[BEGIN THE INPUT]

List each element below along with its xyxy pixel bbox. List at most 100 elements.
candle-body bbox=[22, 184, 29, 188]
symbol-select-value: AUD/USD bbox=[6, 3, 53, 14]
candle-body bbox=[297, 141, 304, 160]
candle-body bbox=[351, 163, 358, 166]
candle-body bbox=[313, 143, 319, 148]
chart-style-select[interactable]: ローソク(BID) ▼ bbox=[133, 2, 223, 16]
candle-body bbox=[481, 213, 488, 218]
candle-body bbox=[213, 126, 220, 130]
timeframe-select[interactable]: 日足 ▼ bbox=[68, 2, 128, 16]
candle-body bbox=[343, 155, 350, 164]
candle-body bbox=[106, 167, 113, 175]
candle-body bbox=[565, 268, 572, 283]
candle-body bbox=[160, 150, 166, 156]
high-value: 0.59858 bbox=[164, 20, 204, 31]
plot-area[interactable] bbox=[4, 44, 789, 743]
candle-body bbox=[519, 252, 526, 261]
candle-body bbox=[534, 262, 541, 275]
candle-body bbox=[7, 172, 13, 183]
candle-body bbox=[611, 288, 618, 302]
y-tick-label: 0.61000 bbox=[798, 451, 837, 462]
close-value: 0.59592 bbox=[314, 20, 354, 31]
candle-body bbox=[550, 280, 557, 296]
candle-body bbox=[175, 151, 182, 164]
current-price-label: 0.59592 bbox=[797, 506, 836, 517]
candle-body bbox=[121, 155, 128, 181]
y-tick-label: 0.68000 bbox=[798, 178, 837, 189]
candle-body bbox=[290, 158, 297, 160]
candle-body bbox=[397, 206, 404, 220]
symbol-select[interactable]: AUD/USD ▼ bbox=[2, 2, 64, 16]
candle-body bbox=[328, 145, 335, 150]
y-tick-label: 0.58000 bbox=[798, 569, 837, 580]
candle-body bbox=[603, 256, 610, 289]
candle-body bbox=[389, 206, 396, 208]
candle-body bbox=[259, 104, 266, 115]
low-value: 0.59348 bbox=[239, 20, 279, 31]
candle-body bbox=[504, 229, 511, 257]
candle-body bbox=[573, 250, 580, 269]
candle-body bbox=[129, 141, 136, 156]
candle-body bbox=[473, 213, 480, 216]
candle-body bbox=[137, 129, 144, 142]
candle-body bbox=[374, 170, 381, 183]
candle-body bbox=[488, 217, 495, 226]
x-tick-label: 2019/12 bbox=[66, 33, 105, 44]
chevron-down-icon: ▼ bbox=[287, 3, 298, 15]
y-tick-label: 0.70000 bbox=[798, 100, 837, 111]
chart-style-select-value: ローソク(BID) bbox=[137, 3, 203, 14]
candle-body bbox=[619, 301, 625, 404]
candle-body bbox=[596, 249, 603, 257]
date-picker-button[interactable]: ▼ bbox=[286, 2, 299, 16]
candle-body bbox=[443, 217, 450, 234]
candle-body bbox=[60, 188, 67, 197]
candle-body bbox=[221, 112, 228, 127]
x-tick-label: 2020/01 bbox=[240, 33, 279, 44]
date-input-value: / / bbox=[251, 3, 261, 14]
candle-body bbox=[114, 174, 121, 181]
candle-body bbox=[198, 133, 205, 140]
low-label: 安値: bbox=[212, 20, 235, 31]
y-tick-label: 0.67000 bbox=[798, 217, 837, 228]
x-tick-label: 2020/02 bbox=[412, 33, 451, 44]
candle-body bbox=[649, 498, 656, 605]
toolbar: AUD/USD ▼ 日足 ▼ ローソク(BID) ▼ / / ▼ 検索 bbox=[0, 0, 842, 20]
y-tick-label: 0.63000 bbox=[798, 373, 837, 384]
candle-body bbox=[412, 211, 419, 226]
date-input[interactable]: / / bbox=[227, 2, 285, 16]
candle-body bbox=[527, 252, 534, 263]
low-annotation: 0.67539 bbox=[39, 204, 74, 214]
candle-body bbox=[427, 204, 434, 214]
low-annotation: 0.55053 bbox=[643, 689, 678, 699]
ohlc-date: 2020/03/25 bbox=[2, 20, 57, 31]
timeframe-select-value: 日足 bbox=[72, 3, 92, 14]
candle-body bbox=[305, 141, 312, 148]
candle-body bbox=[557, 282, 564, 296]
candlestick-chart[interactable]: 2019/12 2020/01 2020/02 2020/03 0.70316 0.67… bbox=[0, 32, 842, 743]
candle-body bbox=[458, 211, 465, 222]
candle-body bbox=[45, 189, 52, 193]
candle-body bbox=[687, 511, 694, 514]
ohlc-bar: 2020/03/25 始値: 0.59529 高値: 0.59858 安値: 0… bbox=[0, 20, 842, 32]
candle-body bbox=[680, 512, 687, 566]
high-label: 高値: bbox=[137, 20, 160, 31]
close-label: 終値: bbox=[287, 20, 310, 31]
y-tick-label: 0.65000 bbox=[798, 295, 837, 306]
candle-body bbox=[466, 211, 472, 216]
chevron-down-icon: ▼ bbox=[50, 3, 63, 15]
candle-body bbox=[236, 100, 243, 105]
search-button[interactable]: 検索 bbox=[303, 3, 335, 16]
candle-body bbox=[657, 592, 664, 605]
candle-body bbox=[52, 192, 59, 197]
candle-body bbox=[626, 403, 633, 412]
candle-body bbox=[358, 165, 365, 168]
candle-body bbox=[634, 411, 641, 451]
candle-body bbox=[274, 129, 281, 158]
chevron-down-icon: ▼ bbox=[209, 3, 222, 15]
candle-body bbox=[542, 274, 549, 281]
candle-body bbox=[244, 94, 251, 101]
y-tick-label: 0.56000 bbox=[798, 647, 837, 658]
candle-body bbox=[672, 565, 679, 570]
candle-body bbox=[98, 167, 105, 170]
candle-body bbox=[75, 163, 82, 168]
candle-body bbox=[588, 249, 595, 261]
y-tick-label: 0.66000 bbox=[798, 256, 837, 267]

[END THE INPUT]

• TASK DESCRIPTION: Please pull out each line of the items above that contains the string "interactable" and copy it in full. Case counts when matching.

• CORRECT RESULT:
chart-style-select[interactable]: ローソク(BID) ▼ bbox=[133, 2, 223, 16]
timeframe-select[interactable]: 日足 ▼ bbox=[68, 2, 128, 16]
plot-area[interactable] bbox=[4, 44, 789, 743]
symbol-select[interactable]: AUD/USD ▼ bbox=[2, 2, 64, 16]
date-picker-button[interactable]: ▼ bbox=[286, 2, 299, 16]
date-input[interactable]: / / bbox=[227, 2, 285, 16]
candlestick-chart[interactable]: 2019/12 2020/01 2020/02 2020/03 0.70316 0.67… bbox=[0, 32, 842, 743]
search-button[interactable]: 検索 bbox=[303, 3, 335, 16]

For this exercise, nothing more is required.